Directions for this task
Select every line containing the word "device" from the material, and copy those lines.

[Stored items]
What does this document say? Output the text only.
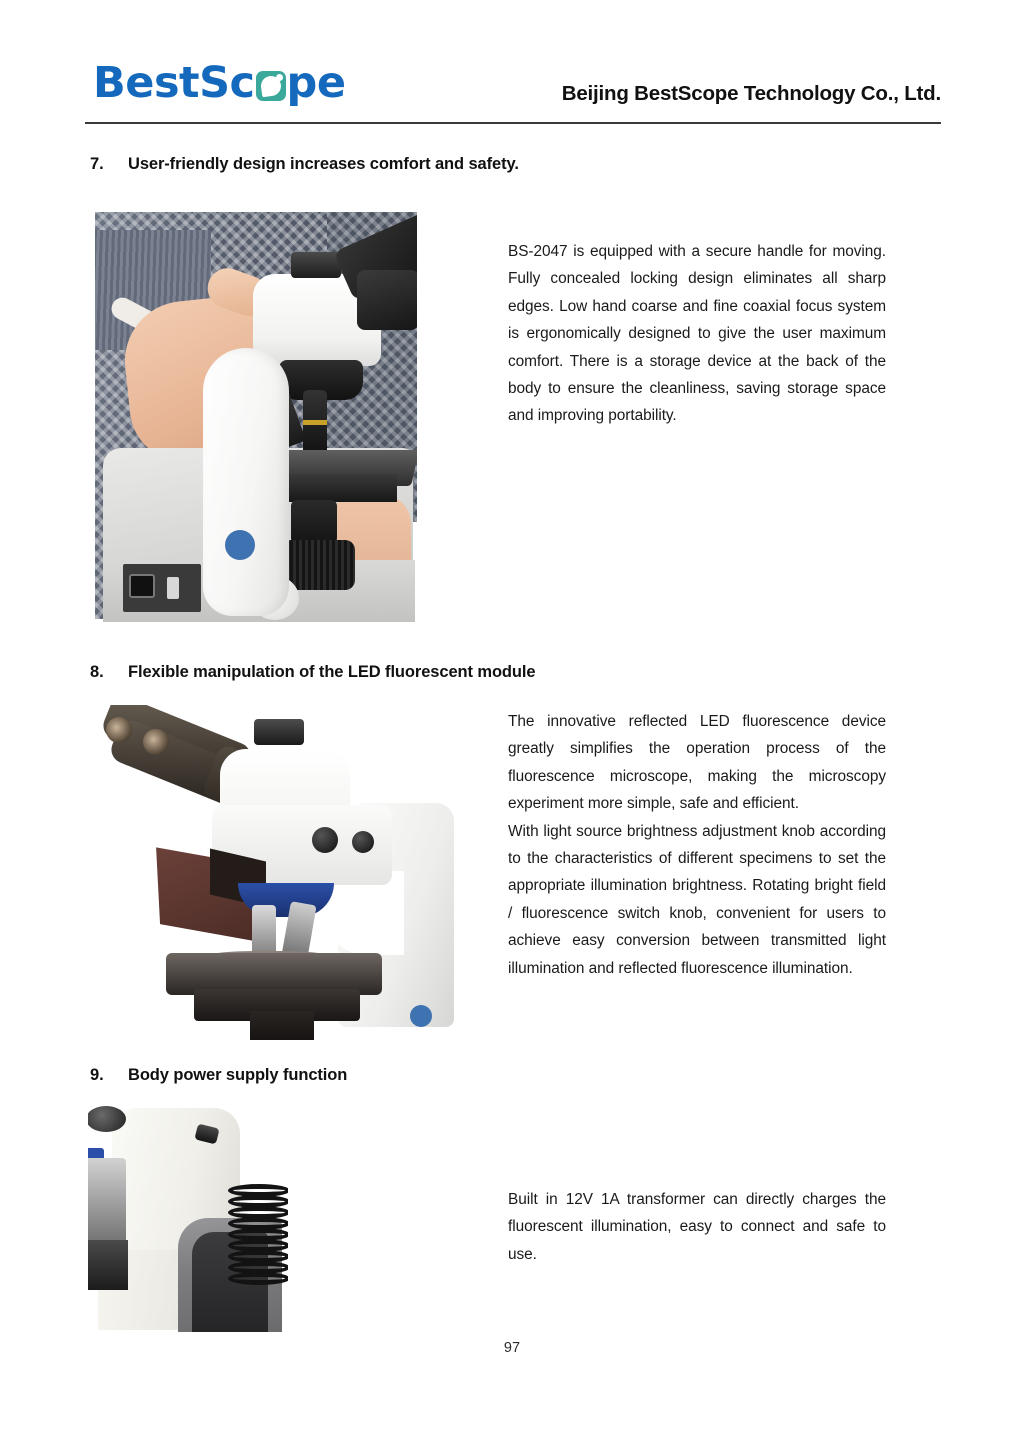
BestSc pe	Beijing BestScope Technology Co., Ltd.
7. User-friendly design increases comfort and safety.

BS-2047 is equipped with a secure handle for moving. Fully concealed locking design eliminates all sharp edges. Low hand coarse and fine coaxial focus system is ergonomically designed to give the user maximum comfort. There is a storage device at the back of the body to ensure the cleanliness, saving storage space and improving portability.

8. Flexible manipulation of the LED fluorescent module

The innovative reflected LED fluorescence device greatly simplifies the operation process of the fluorescence microscope, making the microscopy experiment more simple, safe and efficient.

With light source brightness adjustment knob according to the characteristics of different specimens to set the appropriate illumination brightness. Rotating bright field / fluorescence switch knob, convenient for users to achieve easy conversion between transmitted light illumination and reflected fluorescence illumination.

9. Body power supply function

Built in 12V 1A transformer can directly charges the fluorescent illumination, easy to connect and safe to use.

97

Final result
BS-2047 is equipped with a secure handle for moving. Fully concealed locking design eliminates all sharp edges. Low hand coarse and fine coaxial focus system is ergonomically designed to give the user maximum comfort. There is a storage device at the back of the body to ensure the cleanliness, saving storage space and improving portability.
The innovative reflected LED fluorescence device greatly simplifies the operation process of the fluorescence microscope, making the microscopy experiment more simple, safe and efficient.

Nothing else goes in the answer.